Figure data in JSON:
____________
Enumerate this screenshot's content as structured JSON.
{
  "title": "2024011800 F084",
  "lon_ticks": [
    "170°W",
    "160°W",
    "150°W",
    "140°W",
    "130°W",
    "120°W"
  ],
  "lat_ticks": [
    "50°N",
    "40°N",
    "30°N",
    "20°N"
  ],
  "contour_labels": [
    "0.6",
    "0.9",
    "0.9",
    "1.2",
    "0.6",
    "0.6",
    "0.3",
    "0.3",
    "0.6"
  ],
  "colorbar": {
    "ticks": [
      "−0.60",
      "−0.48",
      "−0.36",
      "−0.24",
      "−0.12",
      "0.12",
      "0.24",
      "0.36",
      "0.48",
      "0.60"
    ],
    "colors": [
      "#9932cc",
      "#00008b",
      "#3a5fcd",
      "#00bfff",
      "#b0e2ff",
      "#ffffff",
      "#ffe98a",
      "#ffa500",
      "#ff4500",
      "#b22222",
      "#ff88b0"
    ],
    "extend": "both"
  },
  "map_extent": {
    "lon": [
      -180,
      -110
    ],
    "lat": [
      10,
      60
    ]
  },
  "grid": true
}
____________
Please restate the whole listing word for word.

The completed task:
Enumerate this screenshot's content as structured JSON.
{
  "title": "2024011800 F084",
  "lon_ticks": [
    "170°W",
    "160°W",
    "150°W",
    "140°W",
    "130°W",
    "120°W"
  ],
  "lat_ticks": [
    "50°N",
    "40°N",
    "30°N",
    "20°N"
  ],
  "contour_labels": [
    "0.6",
    "0.9",
    "0.9",
    "1.2",
    "0.6",
    "0.6",
    "0.3",
    "0.3",
    "0.6"
  ],
  "colorbar": {
    "ticks": [
      "−0.60",
      "−0.48",
      "−0.36",
      "−0.24",
      "−0.12",
      "0.12",
      "0.24",
      "0.36",
      "0.48",
      "0.60"
    ],
    "colors": [
      "#9932cc",
      "#00008b",
      "#3a5fcd",
      "#00bfff",
      "#b0e2ff",
      "#ffffff",
      "#ffe98a",
      "#ffa500",
      "#ff4500",
      "#b22222",
      "#ff88b0"
    ],
    "extend": "both"
  },
  "map_extent": {
    "lon": [
      -180,
      -110
    ],
    "lat": [
      10,
      60
    ]
  },
  "grid": true
}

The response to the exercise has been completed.